* _THE REQUEST_
Count how many lines have the word "will" in them. Reply with that number by itself.

* _EXTRACTED RECORDS_
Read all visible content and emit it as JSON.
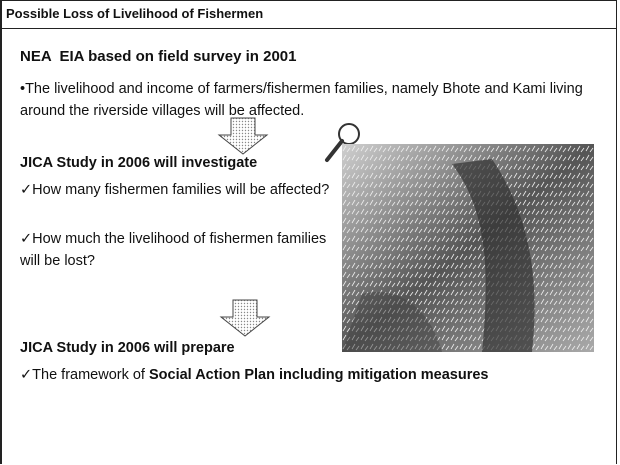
{
  "title": "Possible Loss of Livelihood of Fishermen",
  "sections": [
    {
      "heading": "NEA  EIA based on field survey in 2001",
      "items": [
        "•The livelihood and income of farmers/fishermen families, namely Bhote and Kami living around the riverside villages will be affected."
      ]
    },
    {
      "heading": "JICA Study in 2006 will investigate",
      "items": [
        "✓How many fishermen families will be affected?",
        "✓How much the livelihood of fishermen families will be lost?"
      ]
    },
    {
      "heading": "JICA Study in 2006 will prepare",
      "items": [
        {
          "text": "✓The framework of ",
          "emphasis": "Social Action Plan including mitigation measures"
        }
      ]
    }
  ]
}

* _COMPLETE ANSWER_
5